_Provided entries_:
· · · ·
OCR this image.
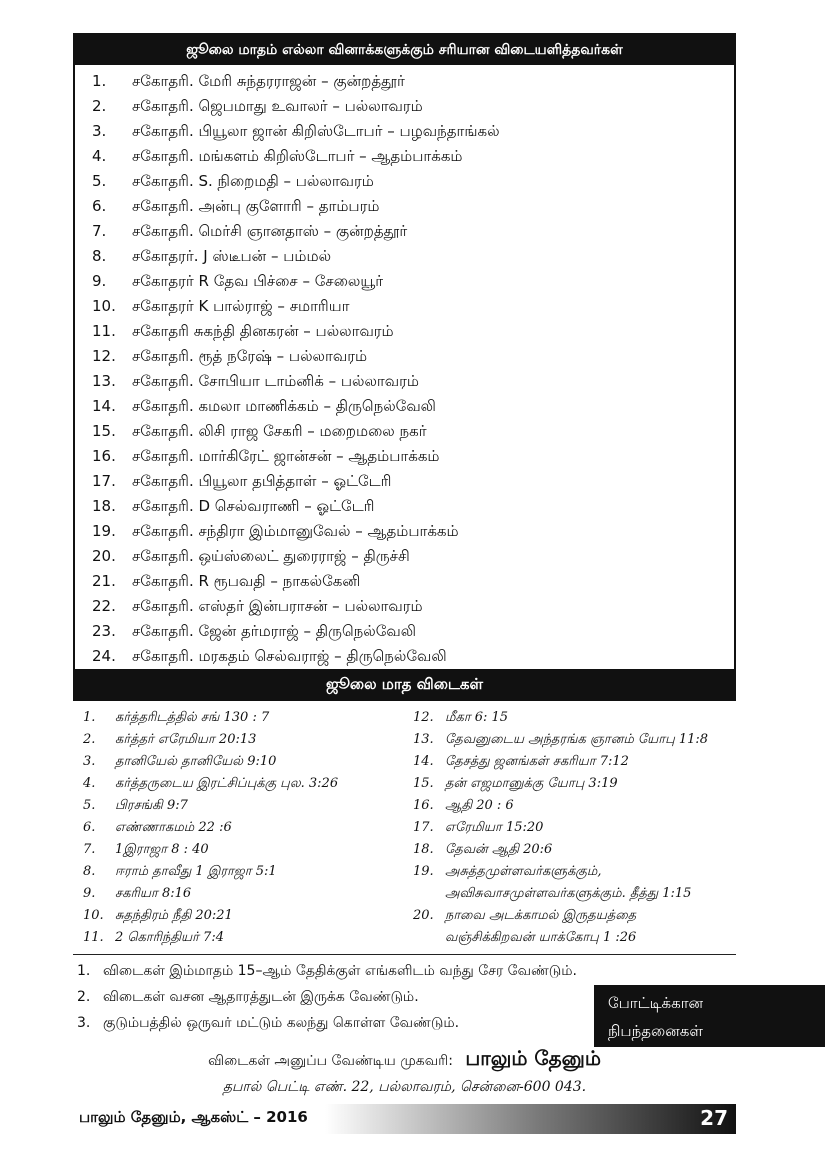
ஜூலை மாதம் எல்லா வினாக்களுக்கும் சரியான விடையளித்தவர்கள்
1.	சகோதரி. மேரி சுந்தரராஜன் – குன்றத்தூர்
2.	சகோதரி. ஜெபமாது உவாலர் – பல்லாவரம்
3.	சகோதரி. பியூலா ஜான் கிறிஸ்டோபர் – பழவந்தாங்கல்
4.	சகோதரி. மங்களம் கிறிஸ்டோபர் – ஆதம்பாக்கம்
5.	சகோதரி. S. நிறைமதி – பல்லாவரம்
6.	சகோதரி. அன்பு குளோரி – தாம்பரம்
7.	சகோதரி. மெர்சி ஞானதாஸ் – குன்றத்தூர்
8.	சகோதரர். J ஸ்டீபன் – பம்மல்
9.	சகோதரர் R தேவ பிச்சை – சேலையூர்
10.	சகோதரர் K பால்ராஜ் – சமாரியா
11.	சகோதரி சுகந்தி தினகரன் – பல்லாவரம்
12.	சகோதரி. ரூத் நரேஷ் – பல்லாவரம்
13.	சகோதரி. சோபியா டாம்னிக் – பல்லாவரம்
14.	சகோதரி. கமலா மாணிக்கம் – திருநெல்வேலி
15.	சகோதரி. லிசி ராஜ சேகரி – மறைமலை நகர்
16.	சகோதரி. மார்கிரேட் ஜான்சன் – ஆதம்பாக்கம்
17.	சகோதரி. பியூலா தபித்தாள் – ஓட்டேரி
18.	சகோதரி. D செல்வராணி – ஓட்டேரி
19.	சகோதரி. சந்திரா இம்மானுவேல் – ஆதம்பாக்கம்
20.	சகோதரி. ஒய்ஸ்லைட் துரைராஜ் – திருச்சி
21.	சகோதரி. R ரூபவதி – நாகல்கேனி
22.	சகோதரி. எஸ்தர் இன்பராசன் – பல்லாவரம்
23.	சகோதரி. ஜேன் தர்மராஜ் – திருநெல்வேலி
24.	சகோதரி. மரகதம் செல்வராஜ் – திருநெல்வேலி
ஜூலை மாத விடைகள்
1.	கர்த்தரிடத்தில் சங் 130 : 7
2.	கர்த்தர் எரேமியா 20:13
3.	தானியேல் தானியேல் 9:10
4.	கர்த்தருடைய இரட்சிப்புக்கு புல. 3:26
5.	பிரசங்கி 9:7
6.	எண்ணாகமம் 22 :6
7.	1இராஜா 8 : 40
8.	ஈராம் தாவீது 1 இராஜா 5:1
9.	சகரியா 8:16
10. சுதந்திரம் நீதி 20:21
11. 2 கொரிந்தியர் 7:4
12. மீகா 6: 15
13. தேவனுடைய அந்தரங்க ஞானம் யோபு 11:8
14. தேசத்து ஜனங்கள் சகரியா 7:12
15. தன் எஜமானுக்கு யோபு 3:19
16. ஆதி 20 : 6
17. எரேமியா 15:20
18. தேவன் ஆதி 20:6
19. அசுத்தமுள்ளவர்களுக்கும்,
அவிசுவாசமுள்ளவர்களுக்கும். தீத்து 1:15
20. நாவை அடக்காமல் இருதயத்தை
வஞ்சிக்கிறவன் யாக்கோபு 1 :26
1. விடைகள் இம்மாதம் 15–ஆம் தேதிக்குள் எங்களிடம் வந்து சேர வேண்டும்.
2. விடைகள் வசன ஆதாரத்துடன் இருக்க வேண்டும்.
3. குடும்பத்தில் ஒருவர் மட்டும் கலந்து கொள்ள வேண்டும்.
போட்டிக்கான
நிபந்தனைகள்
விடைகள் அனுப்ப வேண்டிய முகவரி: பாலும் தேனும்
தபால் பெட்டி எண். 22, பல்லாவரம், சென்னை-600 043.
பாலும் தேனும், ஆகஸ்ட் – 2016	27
· · · ·
_Your goal_:
Every record above should be written out again without change, except that the pictures are left out.

_Finished answer_:
OCR this image.
ஜூலை மாதம் எல்லா வினாக்களுக்கும் சரியான விடையளித்தவர்கள்
1.	சகோதரி. மேரி சுந்தரராஜன் – குன்றத்தூர்
2.	சகோதரி. ஜெபமாது உவாலர் – பல்லாவரம்
3.	சகோதரி. பியூலா ஜான் கிறிஸ்டோபர் – பழவந்தாங்கல்
4.	சகோதரி. மங்களம் கிறிஸ்டோபர் – ஆதம்பாக்கம்
5.	சகோதரி. S. நிறைமதி – பல்லாவரம்
6.	சகோதரி. அன்பு குளோரி – தாம்பரம்
7.	சகோதரி. மெர்சி ஞானதாஸ் – குன்றத்தூர்
8.	சகோதரர். J ஸ்டீபன் – பம்மல்
9.	சகோதரர் R தேவ பிச்சை – சேலையூர்
10.	சகோதரர் K பால்ராஜ் – சமாரியா
11.	சகோதரி சுகந்தி தினகரன் – பல்லாவரம்
12.	சகோதரி. ரூத் நரேஷ் – பல்லாவரம்
13.	சகோதரி. சோபியா டாம்னிக் – பல்லாவரம்
14.	சகோதரி. கமலா மாணிக்கம் – திருநெல்வேலி
15.	சகோதரி. லிசி ராஜ சேகரி – மறைமலை நகர்
16.	சகோதரி. மார்கிரேட் ஜான்சன் – ஆதம்பாக்கம்
17.	சகோதரி. பியூலா தபித்தாள் – ஓட்டேரி
18.	சகோதரி. D செல்வராணி – ஓட்டேரி
19.	சகோதரி. சந்திரா இம்மானுவேல் – ஆதம்பாக்கம்
20.	சகோதரி. ஒய்ஸ்லைட் துரைராஜ் – திருச்சி
21.	சகோதரி. R ரூபவதி – நாகல்கேனி
22.	சகோதரி. எஸ்தர் இன்பராசன் – பல்லாவரம்
23.	சகோதரி. ஜேன் தர்மராஜ் – திருநெல்வேலி
24.	சகோதரி. மரகதம் செல்வராஜ் – திருநெல்வேலி
ஜூலை மாத விடைகள்
1.	கர்த்தரிடத்தில் சங் 130 : 7
2.	கர்த்தர் எரேமியா 20:13
3.	தானியேல் தானியேல் 9:10
4.	கர்த்தருடைய இரட்சிப்புக்கு புல. 3:26
5.	பிரசங்கி 9:7
6.	எண்ணாகமம் 22 :6
7.	1இராஜா 8 : 40
8.	ஈராம் தாவீது 1 இராஜா 5:1
9.	சகரியா 8:16
10. சுதந்திரம் நீதி 20:21
11. 2 கொரிந்தியர் 7:4
12. மீகா 6: 15
13. தேவனுடைய அந்தரங்க ஞானம் யோபு 11:8
14. தேசத்து ஜனங்கள் சகரியா 7:12
15. தன் எஜமானுக்கு யோபு 3:19
16. ஆதி 20 : 6
17. எரேமியா 15:20
18. தேவன் ஆதி 20:6
19. அசுத்தமுள்ளவர்களுக்கும்,
அவிசுவாசமுள்ளவர்களுக்கும். தீத்து 1:15
20. நாவை அடக்காமல் இருதயத்தை
வஞ்சிக்கிறவன் யாக்கோபு 1 :26
1. விடைகள் இம்மாதம் 15–ஆம் தேதிக்குள் எங்களிடம் வந்து சேர வேண்டும்.
2. விடைகள் வசன ஆதாரத்துடன் இருக்க வேண்டும்.
3. குடும்பத்தில் ஒருவர் மட்டும் கலந்து கொள்ள வேண்டும்.
போட்டிக்கான
நிபந்தனைகள்
விடைகள் அனுப்ப வேண்டிய முகவரி: பாலும் தேனும்
தபால் பெட்டி எண். 22, பல்லாவரம், சென்னை-600 043.
பாலும் தேனும், ஆகஸ்ட் – 2016	27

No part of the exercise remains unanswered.